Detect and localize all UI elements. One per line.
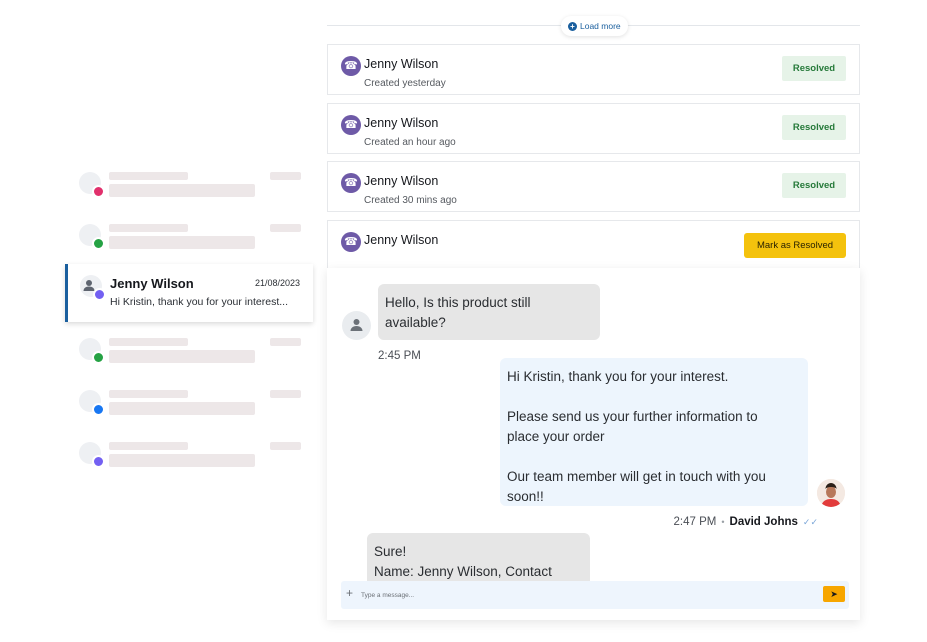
viber-icon: [93, 288, 106, 301]
resolved-badge: Resolved: [782, 56, 846, 81]
ticket-contact-name: Jenny Wilson: [364, 233, 439, 247]
contact-avatar: [79, 390, 105, 416]
contact-name: Jenny Wilson: [110, 276, 194, 291]
message-meta: 2:47 PM • David Johns ✓✓: [674, 516, 818, 528]
skeleton-line: [109, 224, 188, 232]
contact-avatar: [79, 224, 105, 250]
resolved-badge: Resolved: [782, 173, 846, 198]
skeleton-line: [109, 184, 255, 197]
skeleton-line: [109, 338, 188, 346]
send-button[interactable]: ➤: [823, 586, 845, 602]
skeleton-line: [270, 338, 301, 346]
skeleton-line: [270, 442, 301, 450]
message-text: Our team member will get in touch with y…: [507, 469, 766, 484]
conversation-list-item-active[interactable]: Jenny Wilson 21/08/2023 Hi Kristin, than…: [65, 264, 313, 322]
ticket-card-open[interactable]: ☎ Jenny Wilson Mark as Resolved: [327, 220, 860, 270]
skeleton-line: [270, 390, 301, 398]
conversation-list-item[interactable]: [65, 330, 313, 388]
message-time: 2:47 PM: [673, 516, 717, 528]
plus-circle-icon: +: [568, 21, 577, 31]
skeleton-line: [109, 236, 255, 249]
ticket-contact-name: Jenny Wilson: [364, 174, 439, 188]
message-text: available?: [385, 315, 446, 330]
message-text: place your order: [507, 429, 605, 444]
message-text: Name: Jenny Wilson, Contact: [374, 564, 552, 579]
whatsapp-icon: [92, 351, 105, 364]
load-more-button[interactable]: + Load more: [561, 16, 628, 36]
message-preview: Hi Kristin, thank you for your interest.…: [110, 296, 288, 308]
skeleton-line: [270, 224, 301, 232]
skeleton-line: [270, 172, 301, 180]
message-text: Please send us your further information …: [507, 409, 758, 424]
ticket-card[interactable]: ☎ Jenny Wilson Created yesterday Resolve…: [327, 44, 860, 95]
customer-avatar: [342, 311, 371, 340]
conversation-list-item[interactable]: [65, 164, 313, 222]
skeleton-line: [109, 442, 188, 450]
chat-panel: Hello, Is this product still available? …: [327, 268, 860, 620]
ticket-contact-name: Jenny Wilson: [364, 57, 439, 71]
whatsapp-icon: [92, 237, 105, 250]
message-input[interactable]: [361, 587, 801, 603]
contact-avatar: [79, 338, 105, 364]
ticket-created-time: Created an hour ago: [364, 137, 456, 148]
viber-icon: ☎: [341, 232, 361, 252]
ticket-created-time: Created 30 mins ago: [364, 195, 457, 206]
agent-photo-icon: [817, 479, 845, 507]
conversation-list-item[interactable]: [65, 382, 313, 440]
facebook-icon: [92, 403, 105, 416]
viber-icon: ☎: [341, 56, 361, 76]
message-time: 2:45 PM: [378, 350, 421, 362]
resolved-badge: Resolved: [782, 115, 846, 140]
ticket-card[interactable]: ☎ Jenny Wilson Created an hour ago Resol…: [327, 103, 860, 154]
skeleton-line: [109, 350, 255, 363]
message-text: Sure!: [374, 544, 407, 559]
mark-as-resolved-button[interactable]: Mark as Resolved: [744, 233, 846, 258]
person-icon: [350, 319, 363, 331]
skeleton-line: [109, 454, 255, 467]
message-text: soon!!: [507, 489, 544, 504]
agent-avatar: [817, 479, 845, 507]
message-text: Hello, Is this product still: [385, 295, 531, 310]
contact-avatar: [80, 275, 106, 301]
ticket-card[interactable]: ☎ Jenny Wilson Created 30 mins ago Resol…: [327, 161, 860, 212]
outgoing-message: Hi Kristin, thank you for your interest.…: [500, 358, 808, 506]
skeleton-line: [109, 172, 188, 180]
contact-avatar: [79, 442, 105, 468]
attach-plus-icon[interactable]: +: [346, 586, 353, 600]
double-check-icon: ✓✓: [802, 516, 818, 527]
contact-avatar: [79, 172, 105, 198]
skeleton-line: [109, 390, 188, 398]
instagram-icon: [92, 185, 105, 198]
load-more-label: Load more: [580, 21, 621, 31]
viber-icon: ☎: [341, 115, 361, 135]
skeleton-line: [109, 402, 255, 415]
ticket-contact-name: Jenny Wilson: [364, 116, 439, 130]
incoming-message: Hello, Is this product still available?: [378, 284, 600, 340]
ticket-created-time: Created yesterday: [364, 78, 446, 89]
message-text: Hi Kristin, thank you for your interest.: [507, 369, 729, 384]
message-composer: + ➤: [341, 581, 849, 609]
separator-dot-icon: •: [721, 517, 725, 527]
conversation-date: 21/08/2023: [254, 278, 300, 288]
viber-icon: [92, 455, 105, 468]
agent-name: David Johns: [729, 516, 798, 528]
conversation-list-item[interactable]: [65, 434, 313, 492]
viber-icon: ☎: [341, 173, 361, 193]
○ ○ ○ ○ ○ ○ ○
**What is being asked**.
Retype every one of the rows above without changing a character, and leave the pictures out of your answer.

**The solution**.
Detect and localize all UI elements. One per line.
viber-icon: [93, 288, 106, 301]
resolved-badge: Resolved: [782, 56, 846, 81]
ticket-contact-name: Jenny Wilson: [364, 233, 439, 247]
contact-avatar: [79, 390, 105, 416]
contact-name: Jenny Wilson: [110, 276, 194, 291]
message-meta: 2:47 PM • David Johns ✓✓: [674, 516, 818, 528]
skeleton-line: [109, 224, 188, 232]
contact-avatar: [79, 224, 105, 250]
resolved-badge: Resolved: [782, 173, 846, 198]
skeleton-line: [109, 184, 255, 197]
skeleton-line: [109, 338, 188, 346]
send-button[interactable]: ➤: [823, 586, 845, 602]
skeleton-line: [270, 338, 301, 346]
skeleton-line: [270, 442, 301, 450]
message-text: Our team member will get in touch with y…: [507, 469, 766, 484]
conversation-list-item-active[interactable]: Jenny Wilson 21/08/2023 Hi Kristin, than…: [65, 264, 313, 322]
ticket-card-open[interactable]: ☎ Jenny Wilson Mark as Resolved: [327, 220, 860, 270]
skeleton-line: [270, 390, 301, 398]
conversation-list-item[interactable]: [65, 330, 313, 388]
message-time: 2:47 PM: [673, 516, 717, 528]
plus-circle-icon: +: [568, 21, 577, 31]
skeleton-line: [109, 236, 255, 249]
ticket-contact-name: Jenny Wilson: [364, 174, 439, 188]
message-text: available?: [385, 315, 446, 330]
message-text: place your order: [507, 429, 605, 444]
message-text: Name: Jenny Wilson, Contact: [374, 564, 552, 579]
whatsapp-icon: [92, 351, 105, 364]
load-more-button[interactable]: + Load more: [561, 16, 628, 36]
message-preview: Hi Kristin, thank you for your interest.…: [110, 296, 288, 308]
skeleton-line: [270, 224, 301, 232]
skeleton-line: [270, 172, 301, 180]
message-text: Please send us your further information …: [507, 409, 758, 424]
ticket-card[interactable]: ☎ Jenny Wilson Created yesterday Resolve…: [327, 44, 860, 95]
customer-avatar: [342, 311, 371, 340]
conversation-list-item[interactable]: [65, 164, 313, 222]
skeleton-line: [109, 442, 188, 450]
chat-panel: Hello, Is this product still available? …: [327, 268, 860, 620]
ticket-contact-name: Jenny Wilson: [364, 57, 439, 71]
whatsapp-icon: [92, 237, 105, 250]
message-input[interactable]: [361, 587, 801, 603]
contact-avatar: [79, 338, 105, 364]
ticket-created-time: Created an hour ago: [364, 137, 456, 148]
viber-icon: ☎: [341, 232, 361, 252]
ticket-created-time: Created 30 mins ago: [364, 195, 457, 206]
agent-photo-icon: [817, 479, 845, 507]
conversation-list-item[interactable]: [65, 382, 313, 440]
facebook-icon: [92, 403, 105, 416]
viber-icon: ☎: [341, 56, 361, 76]
message-time: 2:45 PM: [378, 350, 421, 362]
resolved-badge: Resolved: [782, 115, 846, 140]
ticket-card[interactable]: ☎ Jenny Wilson Created an hour ago Resol…: [327, 103, 860, 154]
skeleton-line: [109, 350, 255, 363]
message-text: Sure!: [374, 544, 407, 559]
mark-as-resolved-button[interactable]: Mark as Resolved: [744, 233, 846, 258]
person-icon: [350, 319, 363, 331]
skeleton-line: [109, 454, 255, 467]
message-text: soon!!: [507, 489, 544, 504]
agent-avatar: [817, 479, 845, 507]
message-text: Hello, Is this product still: [385, 295, 531, 310]
contact-avatar: [80, 275, 106, 301]
ticket-card[interactable]: ☎ Jenny Wilson Created 30 mins ago Resol…: [327, 161, 860, 212]
outgoing-message: Hi Kristin, thank you for your interest.…: [500, 358, 808, 506]
skeleton-line: [109, 172, 188, 180]
contact-avatar: [79, 442, 105, 468]
attach-plus-icon[interactable]: +: [346, 586, 353, 600]
double-check-icon: ✓✓: [802, 516, 818, 527]
contact-avatar: [79, 172, 105, 198]
skeleton-line: [109, 390, 188, 398]
instagram-icon: [92, 185, 105, 198]
load-more-label: Load more: [580, 21, 621, 31]
viber-icon: ☎: [341, 115, 361, 135]
skeleton-line: [109, 402, 255, 415]
ticket-contact-name: Jenny Wilson: [364, 116, 439, 130]
incoming-message: Hello, Is this product still available?: [378, 284, 600, 340]
ticket-created-time: Created yesterday: [364, 78, 446, 89]
message-text: Hi Kristin, thank you for your interest.: [507, 369, 729, 384]
message-composer: + ➤: [341, 581, 849, 609]
separator-dot-icon: •: [721, 517, 725, 527]
conversation-date: 21/08/2023: [254, 278, 300, 288]
viber-icon: [92, 455, 105, 468]
agent-name: David Johns: [729, 516, 798, 528]
conversation-list-item[interactable]: [65, 434, 313, 492]
viber-icon: ☎: [341, 173, 361, 193]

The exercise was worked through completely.